** Brief **
Could you copy every line from the material below in which "values" appears?

** Raw records **
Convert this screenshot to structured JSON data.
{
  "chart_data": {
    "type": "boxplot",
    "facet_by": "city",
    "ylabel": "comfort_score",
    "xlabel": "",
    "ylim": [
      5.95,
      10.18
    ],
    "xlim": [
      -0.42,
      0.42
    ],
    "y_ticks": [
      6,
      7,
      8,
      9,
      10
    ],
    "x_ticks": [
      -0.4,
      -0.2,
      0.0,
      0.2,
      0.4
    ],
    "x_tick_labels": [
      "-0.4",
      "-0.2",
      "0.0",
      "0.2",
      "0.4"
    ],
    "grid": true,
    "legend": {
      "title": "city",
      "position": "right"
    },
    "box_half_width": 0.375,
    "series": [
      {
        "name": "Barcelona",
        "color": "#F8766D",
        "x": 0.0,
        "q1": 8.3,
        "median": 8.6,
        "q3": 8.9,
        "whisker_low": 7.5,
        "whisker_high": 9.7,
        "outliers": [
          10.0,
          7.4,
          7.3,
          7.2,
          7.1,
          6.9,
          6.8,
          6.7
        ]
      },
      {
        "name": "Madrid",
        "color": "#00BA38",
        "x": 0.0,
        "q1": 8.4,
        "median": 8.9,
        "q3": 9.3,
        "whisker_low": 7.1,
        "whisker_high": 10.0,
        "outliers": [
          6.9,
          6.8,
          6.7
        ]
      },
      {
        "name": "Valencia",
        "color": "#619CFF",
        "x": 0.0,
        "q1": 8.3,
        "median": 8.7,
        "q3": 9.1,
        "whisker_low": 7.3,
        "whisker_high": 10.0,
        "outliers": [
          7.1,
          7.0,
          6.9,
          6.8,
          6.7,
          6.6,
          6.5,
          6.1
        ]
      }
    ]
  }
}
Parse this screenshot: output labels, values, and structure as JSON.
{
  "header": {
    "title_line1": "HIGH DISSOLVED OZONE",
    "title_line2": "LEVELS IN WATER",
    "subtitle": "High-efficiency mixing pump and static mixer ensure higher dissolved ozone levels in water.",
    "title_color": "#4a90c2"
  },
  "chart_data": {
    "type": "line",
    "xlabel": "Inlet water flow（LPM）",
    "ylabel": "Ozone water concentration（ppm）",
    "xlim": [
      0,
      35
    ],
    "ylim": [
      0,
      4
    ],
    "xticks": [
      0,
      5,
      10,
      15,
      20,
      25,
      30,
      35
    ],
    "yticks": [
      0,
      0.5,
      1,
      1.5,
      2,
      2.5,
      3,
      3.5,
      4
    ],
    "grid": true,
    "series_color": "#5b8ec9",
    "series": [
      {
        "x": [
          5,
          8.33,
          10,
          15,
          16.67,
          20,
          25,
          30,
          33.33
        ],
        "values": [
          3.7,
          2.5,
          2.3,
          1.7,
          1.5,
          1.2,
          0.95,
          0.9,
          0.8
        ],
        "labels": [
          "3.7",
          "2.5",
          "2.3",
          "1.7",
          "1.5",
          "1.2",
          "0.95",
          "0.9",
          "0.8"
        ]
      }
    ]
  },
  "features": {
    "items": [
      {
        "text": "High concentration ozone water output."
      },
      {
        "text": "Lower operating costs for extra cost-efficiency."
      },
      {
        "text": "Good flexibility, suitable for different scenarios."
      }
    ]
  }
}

** Finished answer **
Parse this screenshot: output labels, values, and structure as JSON.
        "values": [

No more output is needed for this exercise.